— Begin Records for this exercise —

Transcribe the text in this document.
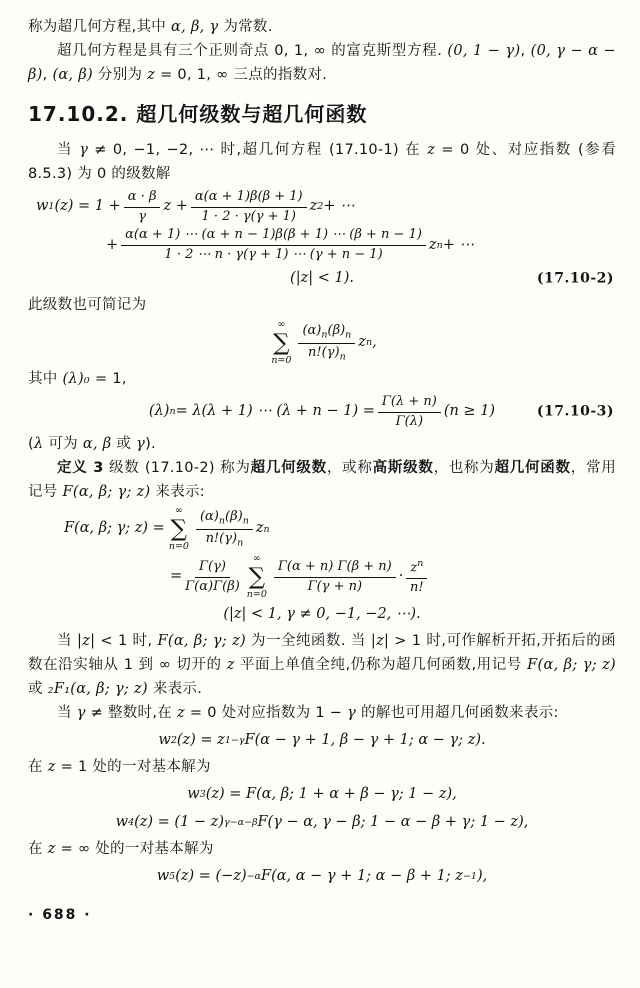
称为超几何方程,其中 α, β, γ 为常数.

超几何方程是具有三个正则奇点 0, 1, ∞ 的富克斯型方程. (0, 1 − γ), (0, γ − α − β), (α, β) 分别为 z = 0, 1, ∞ 三点的指数对.

17.10.2. 超几何级数与超几何函数

当 γ ≠ 0, −1, −2, ⋯ 时,超几何方程 (17.10-1) 在 z = 0 处、对应指数 (参看 8.5.3) 为 0 的级数解

w 1 $(z) = 1 + \frac{\alpha \cdot \beta}{\gamma}$ $z + \frac{\alpha(\alpha + 1)\beta(\beta + 1)}{1 \cdot 2 \cdot \gamma(\gamma + 1)}$ z 2 + ⋯
+ $\frac{\alpha(\alpha + 1) \cdots (\alpha + n - 1)\beta(\beta + 1) \cdots (\beta + n - 1)}{1 \cdot 2 \cdots n \cdot \gamma(\gamma + 1) \cdots (\gamma + n - 1)}$ z n + ⋯
(|z| < 1).	(17.10-2)

此级数也可简记为

∞
∑
$n=0 \frac{(\alpha)_n(\beta)_n}{n!(\gamma)_n}$ z n ,

其中 (λ)₀ = 1,

(λ) n = λ(λ + 1) ⋯ $(\lambda + n - 1) = \frac{\Gamma(\lambda + n)}{\Gamma(\lambda)} (n \ge 1)$	(17.10-3)

(λ 可为 α, β 或 γ).

定义 3 级数 (17.10-2) 称为超几何级数，或称高斯级数，也称为超几何函数，常用记号 F(α, β; γ; z) 来表示:

F(α, β; γ; z) =
∞
∑
$n=0 \frac{(\alpha)_n(\beta)_n}{n!(\gamma)_n}$ z n
= $\frac{\Gamma(\gamma)}{\Gamma(\alpha)\Gamma(\beta)}$
∞
∑
$n=0 \frac{\Gamma(\alpha + n) \Gamma(\beta + n)}{\Gamma(\gamma + n)} \cdot \frac{z^n}{n!}$
(|z| < 1, γ ≠ 0, −1, −2, ⋯).

当 |z| < 1 时, F(α, β; γ; z) 为一全纯函数. 当 |z| > 1 时,可作解析开拓,开拓后的函数在沿实轴从 1 到 ∞ 切开的 z 平面上单值全纯,仍称为超几何函数,用记号 F(α, β; γ; z) 或 ₂F₁(α, β; γ; z) 来表示.

当 γ ≠ 整数时,在 z = 0 处对应指数为 1 − γ 的解也可用超几何函数来表示:

w 2 (z) = z 1−γ F(α − γ + 1, β − γ + 1; α − γ; z).

在 z = 1 处的一对基本解为

w 3 (z) = F(α, β; 1 + α + β − γ; 1 − z),
w 4 (z) = (1 − z) γ−α−β F(γ − α, γ − β; 1 − α − β + γ; 1 − z),

在 z = ∞ 处的一对基本解为

w 5 (z) = (−z) −α F(α, α − γ + 1; α − β + 1; z −1 ),
· 688 ·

— End Records for this exercise —

Required work —
Identify all lines where the word "beta" shows up. Copy them.

Reply —
w 1 $(z) = 1 + \frac{\alpha \cdot \beta}{\gamma}$ $z + \frac{\alpha(\alpha + 1)\beta(\beta + 1)}{1 \cdot 2 \cdot \gamma(\gamma + 1)}$ z 2 + ⋯
+ $\frac{\alpha(\alpha + 1) \cdots (\alpha + n - 1)\beta(\beta + 1) \cdots (\beta + n - 1)}{1 \cdot 2 \cdots n \cdot \gamma(\gamma + 1) \cdots (\gamma + n - 1)}$ z n + ⋯
$n=0 \frac{(\alpha)_n(\beta)_n}{n!(\gamma)_n}$ z n ,
$n=0 \frac{(\alpha)_n(\beta)_n}{n!(\gamma)_n}$ z n
= $\frac{\Gamma(\gamma)}{\Gamma(\alpha)\Gamma(\beta)}$
$n=0 \frac{\Gamma(\alpha + n) \Gamma(\beta + n)}{\Gamma(\gamma + n)} \cdot \frac{z^n}{n!}$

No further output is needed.